--- EXERCISE PROMPT ---
Set down each line of the material that follows, exactly, with no pictures.

--- ENTRIES ---
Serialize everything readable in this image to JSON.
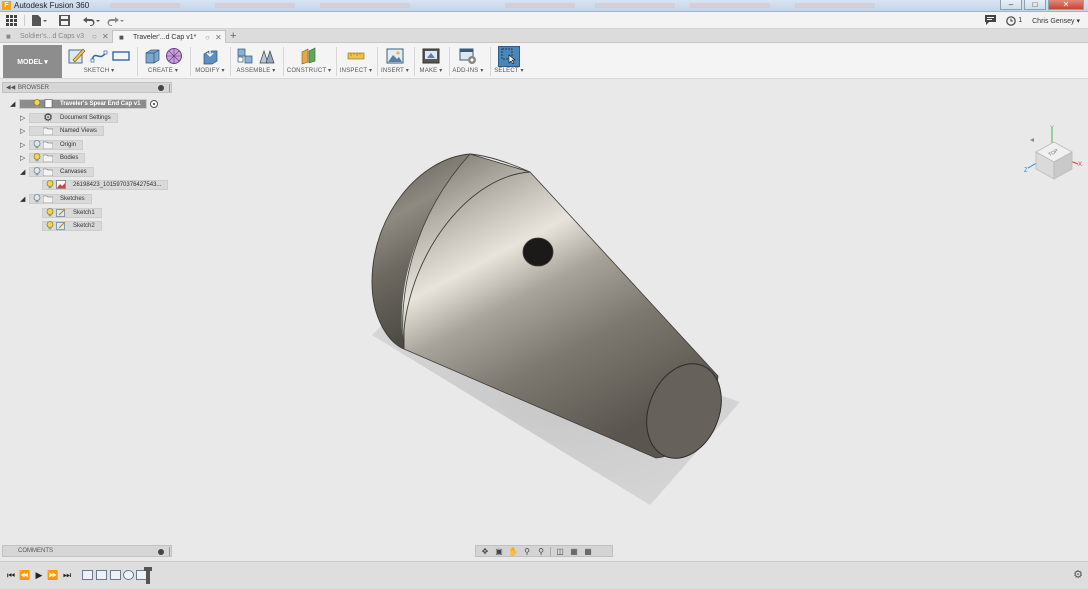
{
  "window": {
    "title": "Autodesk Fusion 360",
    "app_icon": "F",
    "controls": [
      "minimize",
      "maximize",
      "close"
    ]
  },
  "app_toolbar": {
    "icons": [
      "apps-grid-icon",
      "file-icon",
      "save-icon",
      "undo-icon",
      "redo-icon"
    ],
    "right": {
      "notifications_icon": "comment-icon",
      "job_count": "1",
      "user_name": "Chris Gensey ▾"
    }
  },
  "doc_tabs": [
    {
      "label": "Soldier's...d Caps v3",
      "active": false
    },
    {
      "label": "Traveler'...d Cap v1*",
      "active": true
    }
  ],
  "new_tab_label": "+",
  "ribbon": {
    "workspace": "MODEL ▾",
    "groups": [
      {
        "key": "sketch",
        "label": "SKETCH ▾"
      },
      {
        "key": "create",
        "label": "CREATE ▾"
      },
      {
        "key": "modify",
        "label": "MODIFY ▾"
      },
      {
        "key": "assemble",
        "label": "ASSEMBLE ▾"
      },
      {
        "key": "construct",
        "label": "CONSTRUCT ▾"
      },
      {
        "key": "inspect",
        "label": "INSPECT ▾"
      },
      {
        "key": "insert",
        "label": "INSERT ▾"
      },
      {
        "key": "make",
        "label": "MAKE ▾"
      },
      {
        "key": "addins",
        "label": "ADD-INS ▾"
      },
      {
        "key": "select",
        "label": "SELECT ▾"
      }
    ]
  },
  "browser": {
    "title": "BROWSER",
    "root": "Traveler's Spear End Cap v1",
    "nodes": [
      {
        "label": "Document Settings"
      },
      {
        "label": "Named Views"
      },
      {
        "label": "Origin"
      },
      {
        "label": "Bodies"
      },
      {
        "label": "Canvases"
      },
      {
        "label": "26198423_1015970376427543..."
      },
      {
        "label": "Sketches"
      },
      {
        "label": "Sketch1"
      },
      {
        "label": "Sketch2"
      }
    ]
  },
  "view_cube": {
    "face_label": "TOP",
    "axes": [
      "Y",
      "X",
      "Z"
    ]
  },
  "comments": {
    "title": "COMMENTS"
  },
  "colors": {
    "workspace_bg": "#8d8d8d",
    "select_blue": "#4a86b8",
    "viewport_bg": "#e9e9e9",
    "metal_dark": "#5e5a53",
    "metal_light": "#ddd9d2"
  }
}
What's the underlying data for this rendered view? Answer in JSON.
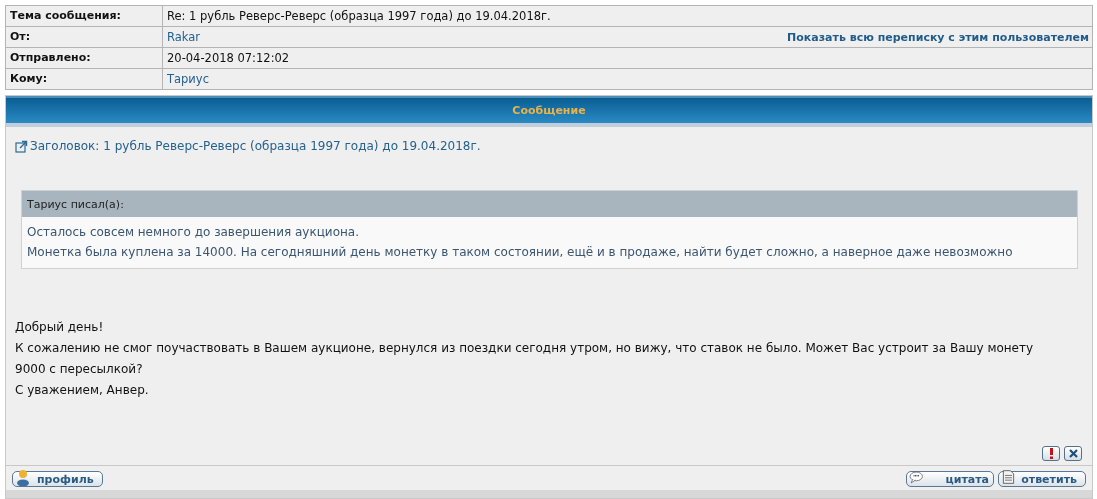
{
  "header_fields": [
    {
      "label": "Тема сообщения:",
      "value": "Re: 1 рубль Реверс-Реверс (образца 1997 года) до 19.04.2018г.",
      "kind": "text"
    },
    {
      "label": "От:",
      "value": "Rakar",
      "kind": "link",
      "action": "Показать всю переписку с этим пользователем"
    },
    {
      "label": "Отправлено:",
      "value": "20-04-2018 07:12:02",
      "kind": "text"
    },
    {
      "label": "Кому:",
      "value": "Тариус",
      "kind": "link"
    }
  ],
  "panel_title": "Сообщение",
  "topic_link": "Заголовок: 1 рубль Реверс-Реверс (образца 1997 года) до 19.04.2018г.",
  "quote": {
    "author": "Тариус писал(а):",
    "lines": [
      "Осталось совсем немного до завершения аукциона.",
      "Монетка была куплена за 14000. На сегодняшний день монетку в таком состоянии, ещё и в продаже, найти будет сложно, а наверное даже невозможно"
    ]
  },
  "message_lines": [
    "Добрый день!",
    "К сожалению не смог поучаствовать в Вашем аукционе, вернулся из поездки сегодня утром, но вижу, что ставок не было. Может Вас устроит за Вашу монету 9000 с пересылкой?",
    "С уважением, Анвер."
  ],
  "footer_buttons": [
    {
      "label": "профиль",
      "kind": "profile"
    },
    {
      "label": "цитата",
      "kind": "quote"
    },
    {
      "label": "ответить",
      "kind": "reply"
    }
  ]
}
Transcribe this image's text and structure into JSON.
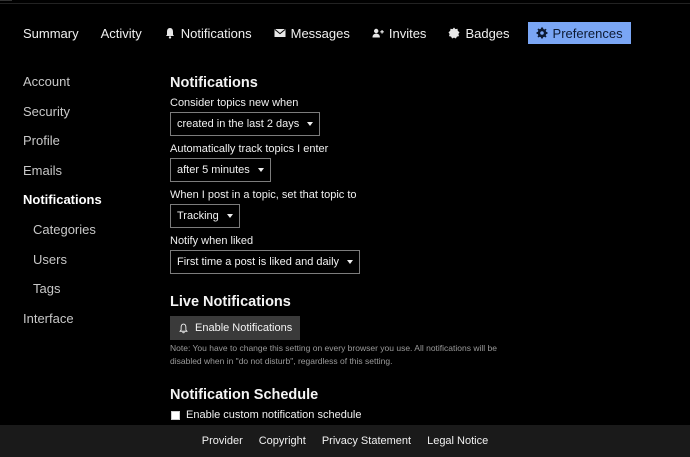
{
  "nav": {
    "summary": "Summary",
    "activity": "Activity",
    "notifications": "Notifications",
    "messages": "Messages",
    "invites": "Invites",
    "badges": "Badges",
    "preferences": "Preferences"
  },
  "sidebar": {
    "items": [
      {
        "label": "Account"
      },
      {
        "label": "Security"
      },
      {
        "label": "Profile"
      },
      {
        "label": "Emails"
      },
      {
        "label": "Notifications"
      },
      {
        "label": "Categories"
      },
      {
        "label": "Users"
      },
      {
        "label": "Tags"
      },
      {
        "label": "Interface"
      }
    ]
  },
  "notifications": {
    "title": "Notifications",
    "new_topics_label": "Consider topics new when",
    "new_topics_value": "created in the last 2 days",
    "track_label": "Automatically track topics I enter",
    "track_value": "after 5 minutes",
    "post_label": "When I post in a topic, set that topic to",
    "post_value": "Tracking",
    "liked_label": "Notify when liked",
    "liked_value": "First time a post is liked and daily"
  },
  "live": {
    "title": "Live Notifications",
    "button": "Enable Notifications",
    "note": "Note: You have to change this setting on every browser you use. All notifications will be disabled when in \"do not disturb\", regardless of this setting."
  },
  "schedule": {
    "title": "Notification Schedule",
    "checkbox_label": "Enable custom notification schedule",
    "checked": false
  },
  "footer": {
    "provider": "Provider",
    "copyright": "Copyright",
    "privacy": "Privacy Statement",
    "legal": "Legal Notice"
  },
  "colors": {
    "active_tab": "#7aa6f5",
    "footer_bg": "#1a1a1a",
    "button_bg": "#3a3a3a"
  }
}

--- SOLUTION FOR THIS TASK ---
Serialize everything readable in this image to JSON.
{
  "window": {
    "title": "Autodesk Fusion 360",
    "app_icon": "F",
    "controls": [
      "minimize",
      "maximize",
      "close"
    ]
  },
  "app_toolbar": {
    "icons": [
      "apps-grid-icon",
      "file-icon",
      "save-icon",
      "undo-icon",
      "redo-icon"
    ],
    "right": {
      "notifications_icon": "comment-icon",
      "job_count": "1",
      "user_name": "Chris Gensey ▾"
    }
  },
  "doc_tabs": [
    {
      "label": "Soldier's...d Caps v3",
      "active": false
    },
    {
      "label": "Traveler'...d Cap v1*",
      "active": true
    }
  ],
  "new_tab_label": "+",
  "ribbon": {
    "workspace": "MODEL ▾",
    "groups": [
      {
        "key": "sketch",
        "label": "SKETCH ▾"
      },
      {
        "key": "create",
        "label": "CREATE ▾"
      },
      {
        "key": "modify",
        "label": "MODIFY ▾"
      },
      {
        "key": "assemble",
        "label": "ASSEMBLE ▾"
      },
      {
        "key": "construct",
        "label": "CONSTRUCT ▾"
      },
      {
        "key": "inspect",
        "label": "INSPECT ▾"
      },
      {
        "key": "insert",
        "label": "INSERT ▾"
      },
      {
        "key": "make",
        "label": "MAKE ▾"
      },
      {
        "key": "addins",
        "label": "ADD-INS ▾"
      },
      {
        "key": "select",
        "label": "SELECT ▾"
      }
    ]
  },
  "browser": {
    "title": "BROWSER",
    "root": "Traveler's Spear End Cap v1",
    "nodes": [
      {
        "label": "Document Settings"
      },
      {
        "label": "Named Views"
      },
      {
        "label": "Origin"
      },
      {
        "label": "Bodies"
      },
      {
        "label": "Canvases"
      },
      {
        "label": "26198423_1015970376427543..."
      },
      {
        "label": "Sketches"
      },
      {
        "label": "Sketch1"
      },
      {
        "label": "Sketch2"
      }
    ]
  },
  "view_cube": {
    "face_label": "TOP",
    "axes": [
      "Y",
      "X",
      "Z"
    ]
  },
  "comments": {
    "title": "COMMENTS"
  },
  "colors": {
    "workspace_bg": "#8d8d8d",
    "select_blue": "#4a86b8",
    "viewport_bg": "#e9e9e9",
    "metal_dark": "#5e5a53",
    "metal_light": "#ddd9d2"
  }
}
What's the underlying data for this rendered view? Answer in JSON.
{
  "header_fields": [
    {
      "label": "Тема сообщения:",
      "value": "Re: 1 рубль Реверс-Реверс (образца 1997 года) до 19.04.2018г.",
      "kind": "text"
    },
    {
      "label": "От:",
      "value": "Rakar",
      "kind": "link",
      "action": "Показать всю переписку с этим пользователем"
    },
    {
      "label": "Отправлено:",
      "value": "20-04-2018 07:12:02",
      "kind": "text"
    },
    {
      "label": "Кому:",
      "value": "Тариус",
      "kind": "link"
    }
  ],
  "panel_title": "Сообщение",
  "topic_link": "Заголовок: 1 рубль Реверс-Реверс (образца 1997 года) до 19.04.2018г.",
  "quote": {
    "author": "Тариус писал(а):",
    "lines": [
      "Осталось совсем немного до завершения аукциона.",
      "Монетка была куплена за 14000. На сегодняшний день монетку в таком состоянии, ещё и в продаже, найти будет сложно, а наверное даже невозможно"
    ]
  },
  "message_lines": [
    "Добрый день!",
    "К сожалению не смог поучаствовать в Вашем аукционе, вернулся из поездки сегодня утром, но вижу, что ставок не было. Может Вас устроит за Вашу монету 9000 с пересылкой?",
    "С уважением, Анвер."
  ],
  "footer_buttons": [
    {
      "label": "профиль",
      "kind": "profile"
    },
    {
      "label": "цитата",
      "kind": "quote"
    },
    {
      "label": "ответить",
      "kind": "reply"
    }
  ]
}
Transcribe this image's text and structure into JSON.
{
  "nav": {
    "summary": "Summary",
    "activity": "Activity",
    "notifications": "Notifications",
    "messages": "Messages",
    "invites": "Invites",
    "badges": "Badges",
    "preferences": "Preferences"
  },
  "sidebar": {
    "items": [
      {
        "label": "Account"
      },
      {
        "label": "Security"
      },
      {
        "label": "Profile"
      },
      {
        "label": "Emails"
      },
      {
        "label": "Notifications"
      },
      {
        "label": "Categories"
      },
      {
        "label": "Users"
      },
      {
        "label": "Tags"
      },
      {
        "label": "Interface"
      }
    ]
  },
  "notifications": {
    "title": "Notifications",
    "new_topics_label": "Consider topics new when",
    "new_topics_value": "created in the last 2 days",
    "track_label": "Automatically track topics I enter",
    "track_value": "after 5 minutes",
    "post_label": "When I post in a topic, set that topic to",
    "post_value": "Tracking",
    "liked_label": "Notify when liked",
    "liked_value": "First time a post is liked and daily"
  },
  "live": {
    "title": "Live Notifications",
    "button": "Enable Notifications",
    "note": "Note: You have to change this setting on every browser you use. All notifications will be disabled when in \"do not disturb\", regardless of this setting."
  },
  "schedule": {
    "title": "Notification Schedule",
    "checkbox_label": "Enable custom notification schedule",
    "checked": false
  },
  "footer": {
    "provider": "Provider",
    "copyright": "Copyright",
    "privacy": "Privacy Statement",
    "legal": "Legal Notice"
  },
  "colors": {
    "active_tab": "#7aa6f5",
    "footer_bg": "#1a1a1a",
    "button_bg": "#3a3a3a"
  }
}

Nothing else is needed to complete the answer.